> [Exercise] From the records below, give the number of lines that contain the string "intervals", without any other text.

> [Information given]
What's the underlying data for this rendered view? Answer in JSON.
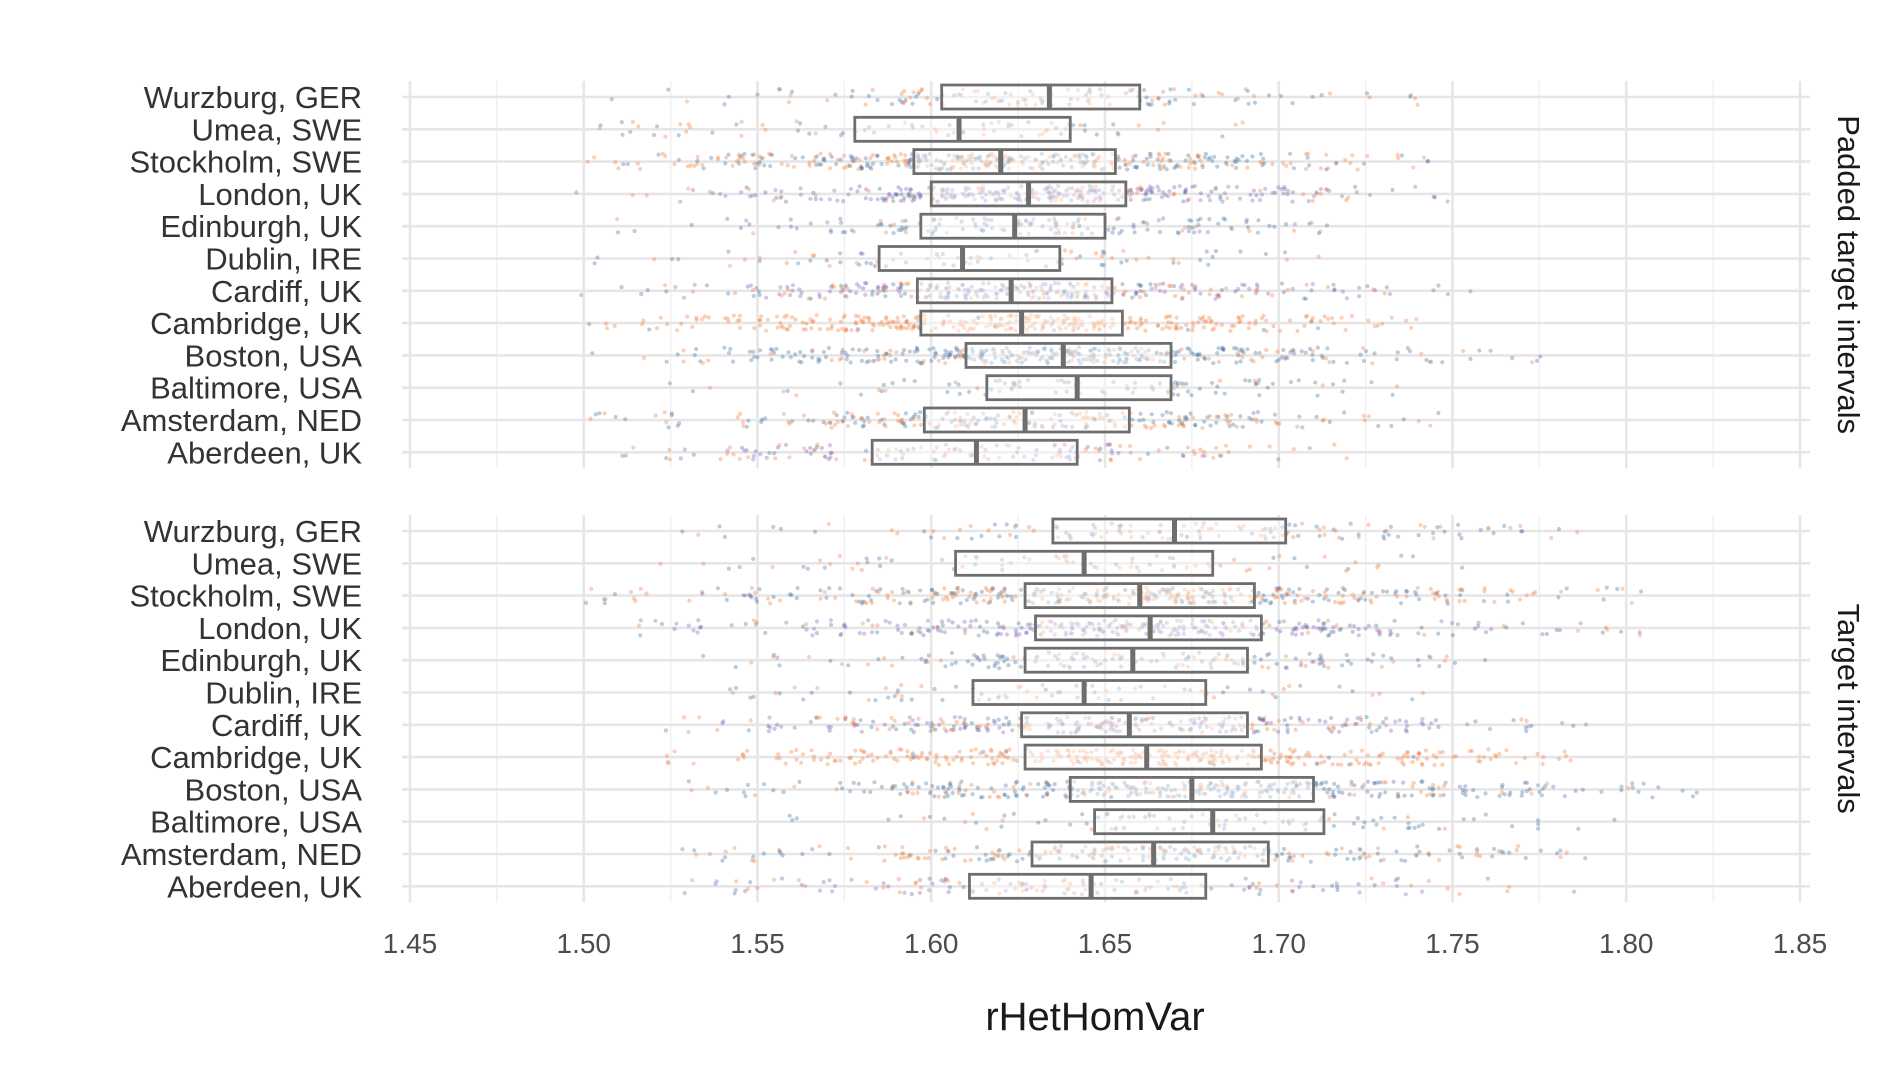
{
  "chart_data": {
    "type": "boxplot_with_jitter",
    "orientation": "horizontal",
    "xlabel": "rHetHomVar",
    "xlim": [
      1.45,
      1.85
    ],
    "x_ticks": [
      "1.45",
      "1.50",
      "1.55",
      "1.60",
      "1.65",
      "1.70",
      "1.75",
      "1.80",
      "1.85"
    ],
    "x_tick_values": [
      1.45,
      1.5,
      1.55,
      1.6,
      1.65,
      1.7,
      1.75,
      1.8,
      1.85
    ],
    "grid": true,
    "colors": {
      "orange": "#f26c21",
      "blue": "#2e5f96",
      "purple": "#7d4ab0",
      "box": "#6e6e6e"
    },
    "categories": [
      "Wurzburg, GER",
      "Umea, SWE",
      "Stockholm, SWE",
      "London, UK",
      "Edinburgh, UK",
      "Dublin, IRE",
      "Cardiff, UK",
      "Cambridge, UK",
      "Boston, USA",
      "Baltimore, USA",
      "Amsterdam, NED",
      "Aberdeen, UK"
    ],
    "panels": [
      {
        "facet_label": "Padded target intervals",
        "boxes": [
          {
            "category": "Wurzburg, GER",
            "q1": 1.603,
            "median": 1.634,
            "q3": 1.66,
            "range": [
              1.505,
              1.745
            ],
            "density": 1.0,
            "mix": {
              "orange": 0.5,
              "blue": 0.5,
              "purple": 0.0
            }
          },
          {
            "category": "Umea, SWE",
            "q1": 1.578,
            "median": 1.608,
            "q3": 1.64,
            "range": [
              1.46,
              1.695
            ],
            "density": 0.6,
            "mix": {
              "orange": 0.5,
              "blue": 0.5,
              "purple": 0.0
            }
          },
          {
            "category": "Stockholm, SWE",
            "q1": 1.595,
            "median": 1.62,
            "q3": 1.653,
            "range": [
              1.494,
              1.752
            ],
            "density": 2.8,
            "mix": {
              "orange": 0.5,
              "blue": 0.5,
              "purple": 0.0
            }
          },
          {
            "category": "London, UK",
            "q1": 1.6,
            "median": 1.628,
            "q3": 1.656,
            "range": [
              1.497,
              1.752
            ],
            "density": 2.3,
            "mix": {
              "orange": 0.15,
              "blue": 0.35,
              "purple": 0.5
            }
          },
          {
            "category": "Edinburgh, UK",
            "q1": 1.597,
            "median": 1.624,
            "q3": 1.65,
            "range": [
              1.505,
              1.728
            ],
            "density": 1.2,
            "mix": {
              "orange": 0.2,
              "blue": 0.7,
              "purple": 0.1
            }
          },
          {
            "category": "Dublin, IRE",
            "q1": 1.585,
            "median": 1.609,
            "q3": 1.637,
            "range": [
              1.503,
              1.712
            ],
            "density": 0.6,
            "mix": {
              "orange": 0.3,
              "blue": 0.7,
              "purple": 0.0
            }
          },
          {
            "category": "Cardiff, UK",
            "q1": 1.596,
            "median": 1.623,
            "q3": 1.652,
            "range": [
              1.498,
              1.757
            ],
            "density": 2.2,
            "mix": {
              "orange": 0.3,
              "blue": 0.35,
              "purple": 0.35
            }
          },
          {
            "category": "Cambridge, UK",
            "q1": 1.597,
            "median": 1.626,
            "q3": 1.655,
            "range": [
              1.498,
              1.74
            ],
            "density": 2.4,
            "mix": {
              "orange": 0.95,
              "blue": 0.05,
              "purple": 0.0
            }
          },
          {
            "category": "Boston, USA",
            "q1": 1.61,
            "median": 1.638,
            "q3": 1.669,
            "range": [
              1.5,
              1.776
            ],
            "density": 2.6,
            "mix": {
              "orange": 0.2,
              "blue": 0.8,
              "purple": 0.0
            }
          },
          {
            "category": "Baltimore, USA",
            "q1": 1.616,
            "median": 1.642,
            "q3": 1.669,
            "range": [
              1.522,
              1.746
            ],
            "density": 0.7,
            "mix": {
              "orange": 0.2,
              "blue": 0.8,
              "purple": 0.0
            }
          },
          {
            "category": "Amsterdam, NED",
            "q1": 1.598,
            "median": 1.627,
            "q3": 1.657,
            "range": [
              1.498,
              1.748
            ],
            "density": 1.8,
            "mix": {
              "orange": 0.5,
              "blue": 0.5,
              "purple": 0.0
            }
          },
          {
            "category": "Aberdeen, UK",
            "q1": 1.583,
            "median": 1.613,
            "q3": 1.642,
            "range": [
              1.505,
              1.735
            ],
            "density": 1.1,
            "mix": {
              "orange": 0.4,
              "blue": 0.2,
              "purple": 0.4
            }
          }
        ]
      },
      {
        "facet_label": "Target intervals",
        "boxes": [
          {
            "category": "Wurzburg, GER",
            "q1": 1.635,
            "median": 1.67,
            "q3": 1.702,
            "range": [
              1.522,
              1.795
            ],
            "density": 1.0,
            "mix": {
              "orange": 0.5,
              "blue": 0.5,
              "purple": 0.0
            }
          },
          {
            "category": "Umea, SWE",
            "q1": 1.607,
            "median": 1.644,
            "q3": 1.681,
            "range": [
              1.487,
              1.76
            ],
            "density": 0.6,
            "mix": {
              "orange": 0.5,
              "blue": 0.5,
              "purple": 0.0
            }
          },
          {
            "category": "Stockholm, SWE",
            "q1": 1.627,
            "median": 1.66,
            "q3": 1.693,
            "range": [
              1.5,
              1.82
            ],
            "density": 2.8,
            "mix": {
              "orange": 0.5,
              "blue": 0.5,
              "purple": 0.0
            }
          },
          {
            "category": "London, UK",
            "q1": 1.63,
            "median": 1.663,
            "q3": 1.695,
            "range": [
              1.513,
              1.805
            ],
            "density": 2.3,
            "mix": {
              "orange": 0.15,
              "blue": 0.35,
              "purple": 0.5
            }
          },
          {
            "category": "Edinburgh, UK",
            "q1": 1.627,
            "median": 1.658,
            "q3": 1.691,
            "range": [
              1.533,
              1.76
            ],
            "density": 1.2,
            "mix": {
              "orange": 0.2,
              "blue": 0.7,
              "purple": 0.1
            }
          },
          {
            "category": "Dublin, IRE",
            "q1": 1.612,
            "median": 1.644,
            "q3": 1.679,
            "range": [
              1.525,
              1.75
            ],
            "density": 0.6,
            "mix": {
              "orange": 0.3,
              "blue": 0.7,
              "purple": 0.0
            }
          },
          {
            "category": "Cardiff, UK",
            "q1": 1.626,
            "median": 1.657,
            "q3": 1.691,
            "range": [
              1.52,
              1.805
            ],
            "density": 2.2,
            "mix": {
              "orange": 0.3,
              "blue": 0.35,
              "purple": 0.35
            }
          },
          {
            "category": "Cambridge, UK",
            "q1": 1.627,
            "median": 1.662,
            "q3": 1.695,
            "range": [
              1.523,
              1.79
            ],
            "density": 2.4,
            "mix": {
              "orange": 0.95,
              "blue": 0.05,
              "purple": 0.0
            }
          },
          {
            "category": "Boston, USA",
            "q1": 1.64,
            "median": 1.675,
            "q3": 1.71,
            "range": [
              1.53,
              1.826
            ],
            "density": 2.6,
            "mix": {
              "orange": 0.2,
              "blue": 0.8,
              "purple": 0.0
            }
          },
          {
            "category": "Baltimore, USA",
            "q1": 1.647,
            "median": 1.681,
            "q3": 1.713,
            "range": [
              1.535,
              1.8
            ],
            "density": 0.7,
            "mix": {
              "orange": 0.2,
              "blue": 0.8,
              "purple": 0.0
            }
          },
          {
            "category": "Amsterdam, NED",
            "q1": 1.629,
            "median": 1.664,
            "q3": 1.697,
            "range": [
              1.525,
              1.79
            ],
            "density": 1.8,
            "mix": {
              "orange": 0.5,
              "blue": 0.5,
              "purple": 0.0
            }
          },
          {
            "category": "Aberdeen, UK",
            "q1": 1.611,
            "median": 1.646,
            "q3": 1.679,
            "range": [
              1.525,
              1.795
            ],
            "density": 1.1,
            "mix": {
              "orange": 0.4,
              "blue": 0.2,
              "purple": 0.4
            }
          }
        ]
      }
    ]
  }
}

> [The reply] 2